In your copy, leave out the pictures and repeat the entries below exactly.
-- start of Materials provided --
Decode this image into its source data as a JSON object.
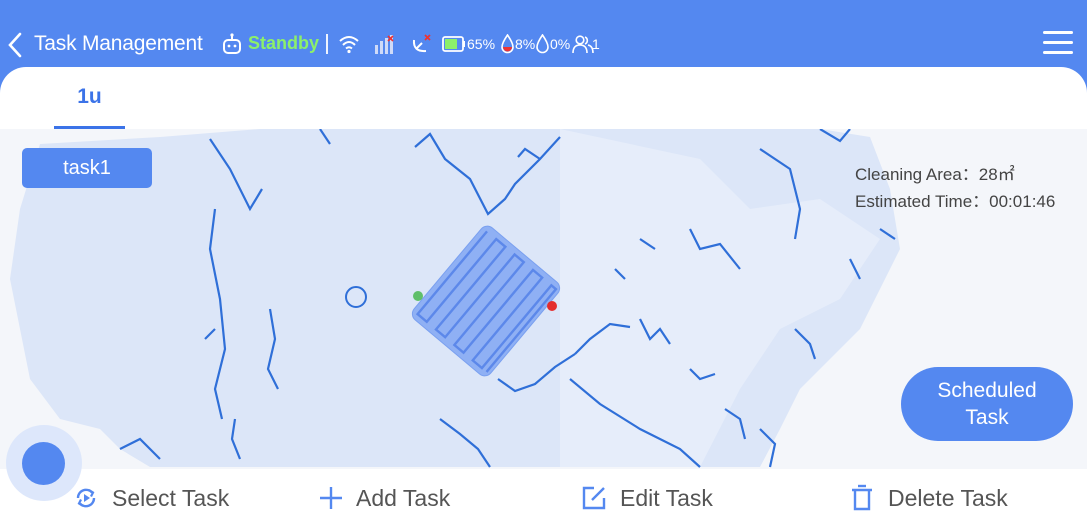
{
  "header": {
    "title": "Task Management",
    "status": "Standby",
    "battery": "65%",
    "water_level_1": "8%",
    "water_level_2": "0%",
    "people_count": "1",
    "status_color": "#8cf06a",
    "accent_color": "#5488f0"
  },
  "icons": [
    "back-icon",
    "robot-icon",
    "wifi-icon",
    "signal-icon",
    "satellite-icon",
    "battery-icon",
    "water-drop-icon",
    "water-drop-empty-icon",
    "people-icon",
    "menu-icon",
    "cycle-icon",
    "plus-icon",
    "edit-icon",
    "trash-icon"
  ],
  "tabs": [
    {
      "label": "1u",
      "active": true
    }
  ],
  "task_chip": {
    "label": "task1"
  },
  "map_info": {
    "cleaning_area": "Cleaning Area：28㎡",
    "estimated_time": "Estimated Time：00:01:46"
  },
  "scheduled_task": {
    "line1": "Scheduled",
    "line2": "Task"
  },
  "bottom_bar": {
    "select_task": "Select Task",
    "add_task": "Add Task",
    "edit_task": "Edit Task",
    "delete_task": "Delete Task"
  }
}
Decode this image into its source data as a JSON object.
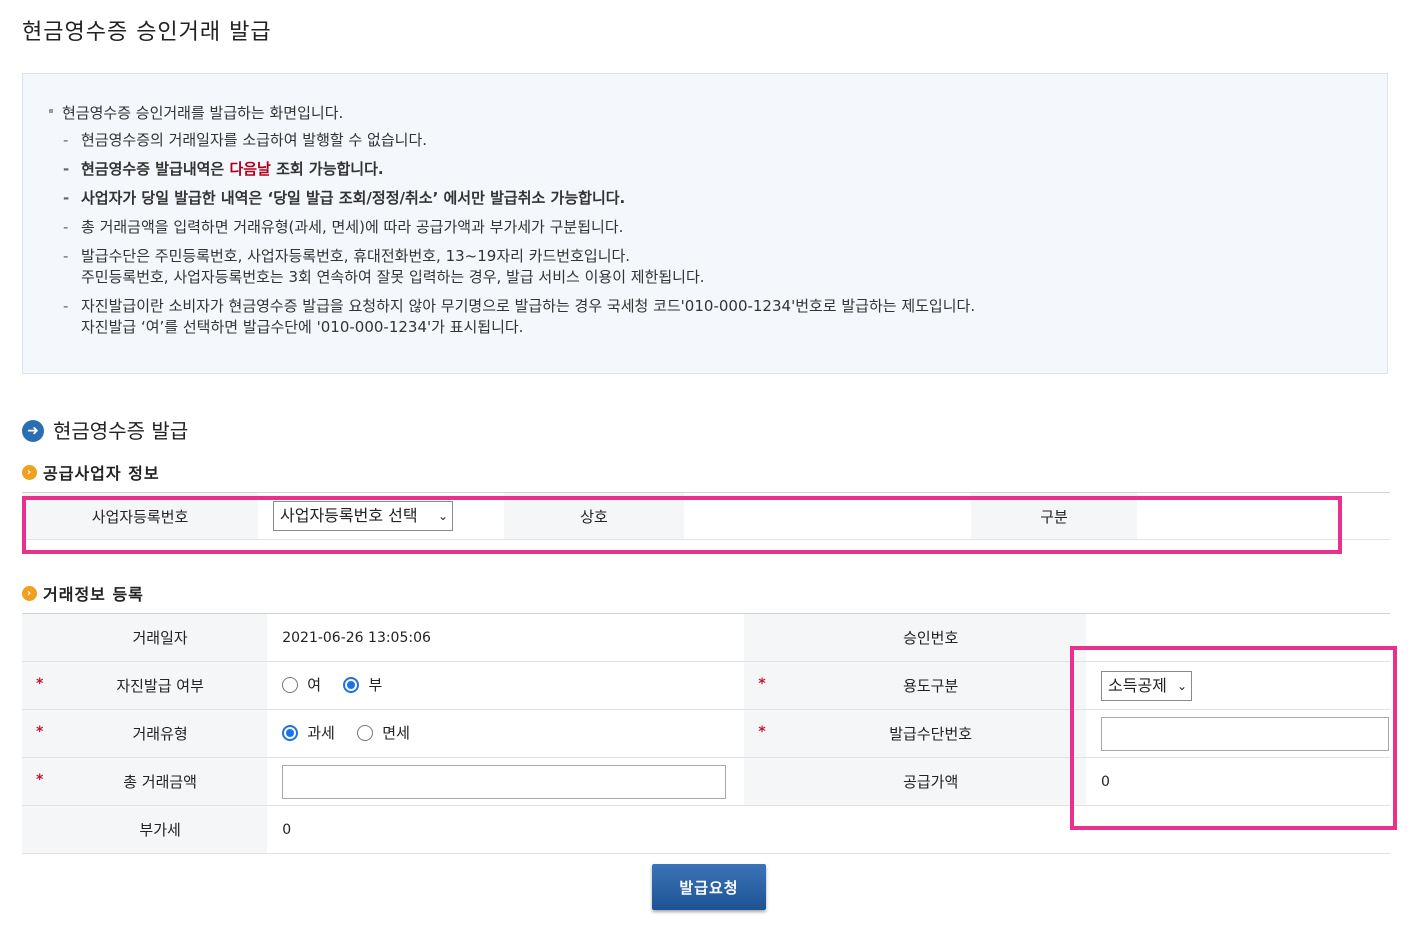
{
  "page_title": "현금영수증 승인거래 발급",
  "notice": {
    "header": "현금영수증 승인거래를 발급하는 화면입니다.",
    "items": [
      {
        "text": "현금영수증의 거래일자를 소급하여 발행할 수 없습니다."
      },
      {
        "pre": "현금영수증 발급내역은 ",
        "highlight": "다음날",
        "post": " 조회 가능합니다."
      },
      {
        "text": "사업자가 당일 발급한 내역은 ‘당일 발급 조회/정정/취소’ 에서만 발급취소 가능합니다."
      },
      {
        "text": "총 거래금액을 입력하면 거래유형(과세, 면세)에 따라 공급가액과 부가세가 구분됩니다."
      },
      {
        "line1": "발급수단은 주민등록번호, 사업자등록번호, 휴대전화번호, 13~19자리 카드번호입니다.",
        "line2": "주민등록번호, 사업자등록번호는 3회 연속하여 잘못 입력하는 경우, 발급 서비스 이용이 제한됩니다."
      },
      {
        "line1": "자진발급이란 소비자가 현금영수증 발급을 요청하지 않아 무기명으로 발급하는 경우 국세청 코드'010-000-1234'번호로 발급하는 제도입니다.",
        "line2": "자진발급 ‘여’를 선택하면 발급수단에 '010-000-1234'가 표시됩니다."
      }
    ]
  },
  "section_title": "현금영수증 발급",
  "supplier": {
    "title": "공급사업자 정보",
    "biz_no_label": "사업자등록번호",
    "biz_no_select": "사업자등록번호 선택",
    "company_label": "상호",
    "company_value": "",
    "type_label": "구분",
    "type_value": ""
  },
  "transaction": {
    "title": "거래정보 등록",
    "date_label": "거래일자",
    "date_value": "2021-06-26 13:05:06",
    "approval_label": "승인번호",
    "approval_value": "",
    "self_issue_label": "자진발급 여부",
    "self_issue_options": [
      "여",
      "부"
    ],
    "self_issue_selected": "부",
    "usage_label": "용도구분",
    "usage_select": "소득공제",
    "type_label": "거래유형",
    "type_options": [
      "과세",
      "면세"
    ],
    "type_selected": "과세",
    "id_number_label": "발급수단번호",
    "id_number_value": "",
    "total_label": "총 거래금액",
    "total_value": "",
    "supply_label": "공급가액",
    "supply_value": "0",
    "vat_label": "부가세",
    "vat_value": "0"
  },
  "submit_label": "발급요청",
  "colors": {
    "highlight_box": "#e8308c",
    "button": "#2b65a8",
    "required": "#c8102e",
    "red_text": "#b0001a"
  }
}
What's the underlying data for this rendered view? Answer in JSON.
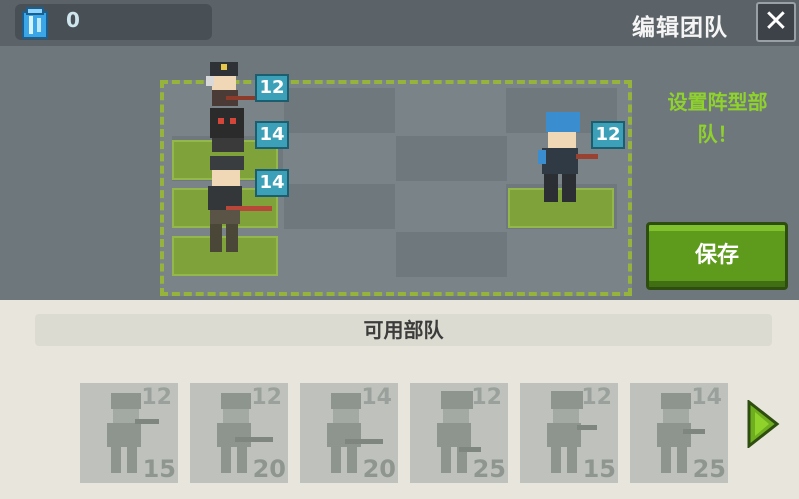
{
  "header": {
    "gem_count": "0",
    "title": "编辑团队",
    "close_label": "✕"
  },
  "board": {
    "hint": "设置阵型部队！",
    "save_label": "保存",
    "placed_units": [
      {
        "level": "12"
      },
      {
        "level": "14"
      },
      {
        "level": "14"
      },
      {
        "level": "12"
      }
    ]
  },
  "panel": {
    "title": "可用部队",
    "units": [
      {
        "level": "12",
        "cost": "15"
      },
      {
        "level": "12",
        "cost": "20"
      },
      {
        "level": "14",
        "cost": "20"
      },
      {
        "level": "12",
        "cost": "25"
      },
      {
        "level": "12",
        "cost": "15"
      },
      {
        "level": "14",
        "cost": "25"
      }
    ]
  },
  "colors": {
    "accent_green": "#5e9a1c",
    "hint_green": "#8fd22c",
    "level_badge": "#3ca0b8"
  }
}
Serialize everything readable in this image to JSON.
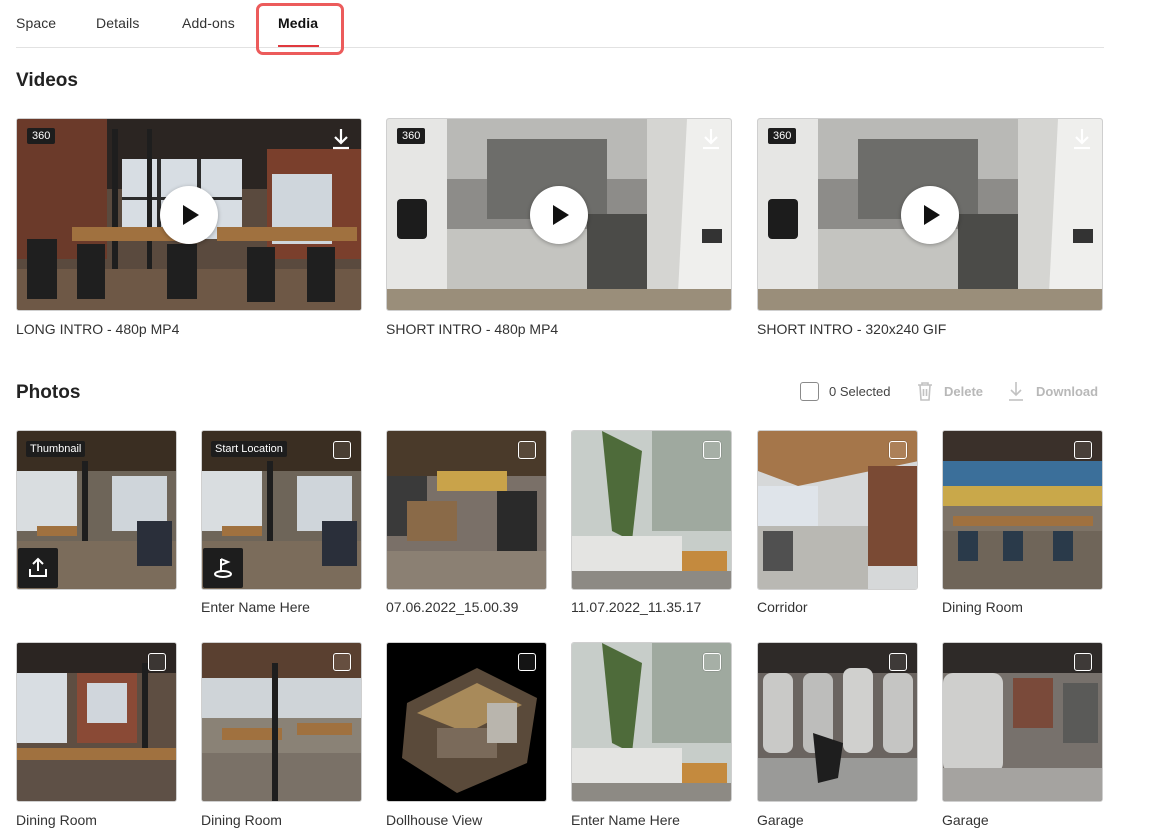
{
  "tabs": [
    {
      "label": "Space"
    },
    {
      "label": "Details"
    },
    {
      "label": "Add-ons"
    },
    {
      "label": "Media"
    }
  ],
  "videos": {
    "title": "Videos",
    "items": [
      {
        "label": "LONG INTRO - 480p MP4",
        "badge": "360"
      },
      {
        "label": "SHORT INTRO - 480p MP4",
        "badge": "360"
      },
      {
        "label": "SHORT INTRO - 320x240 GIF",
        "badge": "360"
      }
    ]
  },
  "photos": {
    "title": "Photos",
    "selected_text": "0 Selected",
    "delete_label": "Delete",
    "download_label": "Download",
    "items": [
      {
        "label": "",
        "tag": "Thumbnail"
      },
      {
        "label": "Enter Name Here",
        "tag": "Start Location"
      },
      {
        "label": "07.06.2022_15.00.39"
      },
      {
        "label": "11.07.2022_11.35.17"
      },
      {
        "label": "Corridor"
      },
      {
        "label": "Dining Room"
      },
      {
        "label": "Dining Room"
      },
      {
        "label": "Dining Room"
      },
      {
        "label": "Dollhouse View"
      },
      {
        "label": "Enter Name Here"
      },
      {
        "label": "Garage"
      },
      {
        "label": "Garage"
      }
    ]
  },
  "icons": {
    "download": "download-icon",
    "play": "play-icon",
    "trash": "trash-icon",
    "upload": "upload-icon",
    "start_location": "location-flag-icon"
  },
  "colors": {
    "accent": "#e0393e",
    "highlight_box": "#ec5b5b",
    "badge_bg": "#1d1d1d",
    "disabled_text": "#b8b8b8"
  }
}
-- end of Materials provided --
◆ **Written answer**
Decode this image into its source data as a JSON object.
{
  "header": {
    "title": "Task Management",
    "status": "Standby",
    "battery": "65%",
    "water_level_1": "8%",
    "water_level_2": "0%",
    "people_count": "1",
    "status_color": "#8cf06a",
    "accent_color": "#5488f0"
  },
  "icons": [
    "back-icon",
    "robot-icon",
    "wifi-icon",
    "signal-icon",
    "satellite-icon",
    "battery-icon",
    "water-drop-icon",
    "water-drop-empty-icon",
    "people-icon",
    "menu-icon",
    "cycle-icon",
    "plus-icon",
    "edit-icon",
    "trash-icon"
  ],
  "tabs": [
    {
      "label": "1u",
      "active": true
    }
  ],
  "task_chip": {
    "label": "task1"
  },
  "map_info": {
    "cleaning_area": "Cleaning Area：28㎡",
    "estimated_time": "Estimated Time：00:01:46"
  },
  "scheduled_task": {
    "line1": "Scheduled",
    "line2": "Task"
  },
  "bottom_bar": {
    "select_task": "Select Task",
    "add_task": "Add Task",
    "edit_task": "Edit Task",
    "delete_task": "Delete Task"
  }
}
Decode this image into its source data as a JSON object.
{
  "page_title": "현금영수증 승인거래 발급",
  "notice": {
    "header": "현금영수증 승인거래를 발급하는 화면입니다.",
    "items": [
      {
        "text": "현금영수증의 거래일자를 소급하여 발행할 수 없습니다."
      },
      {
        "pre": "현금영수증 발급내역은 ",
        "highlight": "다음날",
        "post": " 조회 가능합니다."
      },
      {
        "text": "사업자가 당일 발급한 내역은 ‘당일 발급 조회/정정/취소’ 에서만 발급취소 가능합니다."
      },
      {
        "text": "총 거래금액을 입력하면 거래유형(과세, 면세)에 따라 공급가액과 부가세가 구분됩니다."
      },
      {
        "line1": "발급수단은 주민등록번호, 사업자등록번호, 휴대전화번호, 13~19자리 카드번호입니다.",
        "line2": "주민등록번호, 사업자등록번호는 3회 연속하여 잘못 입력하는 경우, 발급 서비스 이용이 제한됩니다."
      },
      {
        "line1": "자진발급이란 소비자가 현금영수증 발급을 요청하지 않아 무기명으로 발급하는 경우 국세청 코드'010-000-1234'번호로 발급하는 제도입니다.",
        "line2": "자진발급 ‘여’를 선택하면 발급수단에 '010-000-1234'가 표시됩니다."
      }
    ]
  },
  "section_title": "현금영수증 발급",
  "supplier": {
    "title": "공급사업자 정보",
    "biz_no_label": "사업자등록번호",
    "biz_no_select": "사업자등록번호 선택",
    "company_label": "상호",
    "company_value": "",
    "type_label": "구분",
    "type_value": ""
  },
  "transaction": {
    "title": "거래정보 등록",
    "date_label": "거래일자",
    "date_value": "2021-06-26 13:05:06",
    "approval_label": "승인번호",
    "approval_value": "",
    "self_issue_label": "자진발급 여부",
    "self_issue_options": [
      "여",
      "부"
    ],
    "self_issue_selected": "부",
    "usage_label": "용도구분",
    "usage_select": "소득공제",
    "type_label": "거래유형",
    "type_options": [
      "과세",
      "면세"
    ],
    "type_selected": "과세",
    "id_number_label": "발급수단번호",
    "id_number_value": "",
    "total_label": "총 거래금액",
    "total_value": "",
    "supply_label": "공급가액",
    "supply_value": "0",
    "vat_label": "부가세",
    "vat_value": "0"
  },
  "submit_label": "발급요청",
  "colors": {
    "highlight_box": "#e8308c",
    "button": "#2b65a8",
    "required": "#c8102e",
    "red_text": "#b0001a"
  }
}
What's the underlying data for this rendered view? Answer in JSON.
{
  "header": {
    "gem_count": "0",
    "title": "编辑团队",
    "close_label": "✕"
  },
  "board": {
    "hint": "设置阵型部队！",
    "save_label": "保存",
    "placed_units": [
      {
        "level": "12"
      },
      {
        "level": "14"
      },
      {
        "level": "14"
      },
      {
        "level": "12"
      }
    ]
  },
  "panel": {
    "title": "可用部队",
    "units": [
      {
        "level": "12",
        "cost": "15"
      },
      {
        "level": "12",
        "cost": "20"
      },
      {
        "level": "14",
        "cost": "20"
      },
      {
        "level": "12",
        "cost": "25"
      },
      {
        "level": "12",
        "cost": "15"
      },
      {
        "level": "14",
        "cost": "25"
      }
    ]
  },
  "colors": {
    "accent_green": "#5e9a1c",
    "hint_green": "#8fd22c",
    "level_badge": "#3ca0b8"
  }
}
Serialize everything readable in this image to JSON.
{
  "tabs": [
    {
      "label": "Space"
    },
    {
      "label": "Details"
    },
    {
      "label": "Add-ons"
    },
    {
      "label": "Media"
    }
  ],
  "videos": {
    "title": "Videos",
    "items": [
      {
        "label": "LONG INTRO - 480p MP4",
        "badge": "360"
      },
      {
        "label": "SHORT INTRO - 480p MP4",
        "badge": "360"
      },
      {
        "label": "SHORT INTRO - 320x240 GIF",
        "badge": "360"
      }
    ]
  },
  "photos": {
    "title": "Photos",
    "selected_text": "0 Selected",
    "delete_label": "Delete",
    "download_label": "Download",
    "items": [
      {
        "label": "",
        "tag": "Thumbnail"
      },
      {
        "label": "Enter Name Here",
        "tag": "Start Location"
      },
      {
        "label": "07.06.2022_15.00.39"
      },
      {
        "label": "11.07.2022_11.35.17"
      },
      {
        "label": "Corridor"
      },
      {
        "label": "Dining Room"
      },
      {
        "label": "Dining Room"
      },
      {
        "label": "Dining Room"
      },
      {
        "label": "Dollhouse View"
      },
      {
        "label": "Enter Name Here"
      },
      {
        "label": "Garage"
      },
      {
        "label": "Garage"
      }
    ]
  },
  "icons": {
    "download": "download-icon",
    "play": "play-icon",
    "trash": "trash-icon",
    "upload": "upload-icon",
    "start_location": "location-flag-icon"
  },
  "colors": {
    "accent": "#e0393e",
    "highlight_box": "#ec5b5b",
    "badge_bg": "#1d1d1d",
    "disabled_text": "#b8b8b8"
  }
}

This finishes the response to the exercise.